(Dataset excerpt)
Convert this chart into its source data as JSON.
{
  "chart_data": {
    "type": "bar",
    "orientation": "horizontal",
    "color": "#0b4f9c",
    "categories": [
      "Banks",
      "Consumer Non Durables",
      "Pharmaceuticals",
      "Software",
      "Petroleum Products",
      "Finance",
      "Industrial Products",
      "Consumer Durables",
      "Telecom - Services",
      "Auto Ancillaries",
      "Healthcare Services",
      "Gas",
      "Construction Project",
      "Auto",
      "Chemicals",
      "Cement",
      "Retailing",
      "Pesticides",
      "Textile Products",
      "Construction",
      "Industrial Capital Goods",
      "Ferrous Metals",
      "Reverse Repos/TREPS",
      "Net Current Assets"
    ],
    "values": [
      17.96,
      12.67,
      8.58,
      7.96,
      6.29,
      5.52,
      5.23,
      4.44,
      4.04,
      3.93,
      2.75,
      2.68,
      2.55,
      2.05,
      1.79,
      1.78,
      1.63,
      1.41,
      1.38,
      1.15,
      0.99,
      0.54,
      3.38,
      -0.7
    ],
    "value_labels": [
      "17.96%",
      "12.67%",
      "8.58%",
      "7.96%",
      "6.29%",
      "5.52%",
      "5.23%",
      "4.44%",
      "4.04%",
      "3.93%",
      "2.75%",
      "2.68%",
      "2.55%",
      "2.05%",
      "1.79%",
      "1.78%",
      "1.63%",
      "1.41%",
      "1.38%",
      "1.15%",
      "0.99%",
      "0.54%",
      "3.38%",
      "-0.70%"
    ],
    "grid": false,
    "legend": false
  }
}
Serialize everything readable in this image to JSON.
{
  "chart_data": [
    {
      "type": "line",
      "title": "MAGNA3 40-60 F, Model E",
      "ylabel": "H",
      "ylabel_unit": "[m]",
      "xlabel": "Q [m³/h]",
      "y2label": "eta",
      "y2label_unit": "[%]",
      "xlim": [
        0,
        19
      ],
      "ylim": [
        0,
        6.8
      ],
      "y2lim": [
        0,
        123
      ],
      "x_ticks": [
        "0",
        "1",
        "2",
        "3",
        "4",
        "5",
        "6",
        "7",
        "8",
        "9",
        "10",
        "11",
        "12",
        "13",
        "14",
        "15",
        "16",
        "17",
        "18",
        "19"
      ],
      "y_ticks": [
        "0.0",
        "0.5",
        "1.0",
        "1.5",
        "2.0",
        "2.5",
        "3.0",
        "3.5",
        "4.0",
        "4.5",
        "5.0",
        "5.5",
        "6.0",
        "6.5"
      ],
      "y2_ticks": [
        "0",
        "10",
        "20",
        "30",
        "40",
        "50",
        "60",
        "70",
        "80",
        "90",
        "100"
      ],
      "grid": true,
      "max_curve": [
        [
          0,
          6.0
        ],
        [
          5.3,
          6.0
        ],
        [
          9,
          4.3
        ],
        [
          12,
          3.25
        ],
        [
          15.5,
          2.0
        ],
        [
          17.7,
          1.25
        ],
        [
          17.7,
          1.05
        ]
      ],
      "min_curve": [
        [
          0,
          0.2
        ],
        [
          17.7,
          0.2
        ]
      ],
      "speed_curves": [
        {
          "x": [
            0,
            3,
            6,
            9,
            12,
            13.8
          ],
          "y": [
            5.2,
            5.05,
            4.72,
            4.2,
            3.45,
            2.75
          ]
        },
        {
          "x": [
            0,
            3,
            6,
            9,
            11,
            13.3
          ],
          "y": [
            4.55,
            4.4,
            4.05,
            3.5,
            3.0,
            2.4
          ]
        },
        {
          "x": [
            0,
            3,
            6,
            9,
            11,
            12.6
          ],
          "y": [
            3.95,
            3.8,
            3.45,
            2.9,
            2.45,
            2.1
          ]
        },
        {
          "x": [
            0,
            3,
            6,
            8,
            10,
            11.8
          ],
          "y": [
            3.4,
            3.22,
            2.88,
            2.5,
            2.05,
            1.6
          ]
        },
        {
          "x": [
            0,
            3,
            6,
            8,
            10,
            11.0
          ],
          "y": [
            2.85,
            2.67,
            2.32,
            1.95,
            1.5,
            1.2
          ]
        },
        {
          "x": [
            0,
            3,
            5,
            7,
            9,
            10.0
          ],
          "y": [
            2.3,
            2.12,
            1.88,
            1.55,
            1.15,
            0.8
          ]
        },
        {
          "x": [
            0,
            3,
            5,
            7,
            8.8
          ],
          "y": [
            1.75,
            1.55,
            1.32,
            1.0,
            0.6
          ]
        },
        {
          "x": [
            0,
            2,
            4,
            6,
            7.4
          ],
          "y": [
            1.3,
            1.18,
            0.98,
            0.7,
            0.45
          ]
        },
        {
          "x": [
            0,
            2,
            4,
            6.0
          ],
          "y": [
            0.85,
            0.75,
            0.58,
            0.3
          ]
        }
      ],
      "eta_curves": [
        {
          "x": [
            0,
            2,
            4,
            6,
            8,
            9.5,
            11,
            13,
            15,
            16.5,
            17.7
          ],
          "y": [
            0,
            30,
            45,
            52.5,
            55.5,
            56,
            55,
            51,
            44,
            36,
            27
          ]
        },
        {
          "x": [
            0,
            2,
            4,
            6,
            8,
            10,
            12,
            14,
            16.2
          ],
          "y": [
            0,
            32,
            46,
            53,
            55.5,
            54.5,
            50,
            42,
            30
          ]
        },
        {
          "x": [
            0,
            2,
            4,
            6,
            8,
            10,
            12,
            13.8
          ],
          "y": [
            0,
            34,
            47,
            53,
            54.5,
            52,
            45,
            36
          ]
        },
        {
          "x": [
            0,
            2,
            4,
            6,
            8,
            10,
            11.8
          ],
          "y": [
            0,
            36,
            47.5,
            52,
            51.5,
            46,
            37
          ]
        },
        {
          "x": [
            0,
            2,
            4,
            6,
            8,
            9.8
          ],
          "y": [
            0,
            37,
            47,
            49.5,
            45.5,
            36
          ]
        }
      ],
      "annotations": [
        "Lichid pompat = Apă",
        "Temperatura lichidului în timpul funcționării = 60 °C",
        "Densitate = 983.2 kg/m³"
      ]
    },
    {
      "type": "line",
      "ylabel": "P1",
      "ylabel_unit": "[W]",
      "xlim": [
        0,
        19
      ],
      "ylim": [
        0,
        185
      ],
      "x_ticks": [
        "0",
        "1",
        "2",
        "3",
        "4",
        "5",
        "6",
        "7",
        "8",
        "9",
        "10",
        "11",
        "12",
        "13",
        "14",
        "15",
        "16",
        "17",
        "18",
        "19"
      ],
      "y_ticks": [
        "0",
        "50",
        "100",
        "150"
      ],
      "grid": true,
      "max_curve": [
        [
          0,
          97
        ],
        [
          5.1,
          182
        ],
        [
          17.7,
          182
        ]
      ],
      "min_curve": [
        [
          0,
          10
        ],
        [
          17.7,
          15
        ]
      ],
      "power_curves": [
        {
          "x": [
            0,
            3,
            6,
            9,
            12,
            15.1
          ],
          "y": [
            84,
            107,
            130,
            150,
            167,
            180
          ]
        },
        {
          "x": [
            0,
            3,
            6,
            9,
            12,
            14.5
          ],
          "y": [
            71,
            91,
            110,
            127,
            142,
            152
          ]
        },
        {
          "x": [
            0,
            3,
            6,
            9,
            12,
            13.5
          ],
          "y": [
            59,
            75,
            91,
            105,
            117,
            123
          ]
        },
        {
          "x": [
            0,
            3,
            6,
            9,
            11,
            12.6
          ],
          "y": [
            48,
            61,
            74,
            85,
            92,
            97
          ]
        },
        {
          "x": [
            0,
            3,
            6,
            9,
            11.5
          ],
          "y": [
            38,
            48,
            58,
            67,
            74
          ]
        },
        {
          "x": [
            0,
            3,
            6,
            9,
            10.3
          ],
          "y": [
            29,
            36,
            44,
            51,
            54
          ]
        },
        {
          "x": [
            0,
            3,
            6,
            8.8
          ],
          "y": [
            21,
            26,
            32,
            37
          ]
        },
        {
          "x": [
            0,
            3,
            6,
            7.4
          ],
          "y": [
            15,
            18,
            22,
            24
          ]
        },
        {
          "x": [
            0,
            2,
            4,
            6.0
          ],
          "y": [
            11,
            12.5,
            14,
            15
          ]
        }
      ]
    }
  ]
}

__Stated problem__.
Of the lines above, copy each that contains "Services".

__Solution__.
      "Telecom - Services",
      "Healthcare Services",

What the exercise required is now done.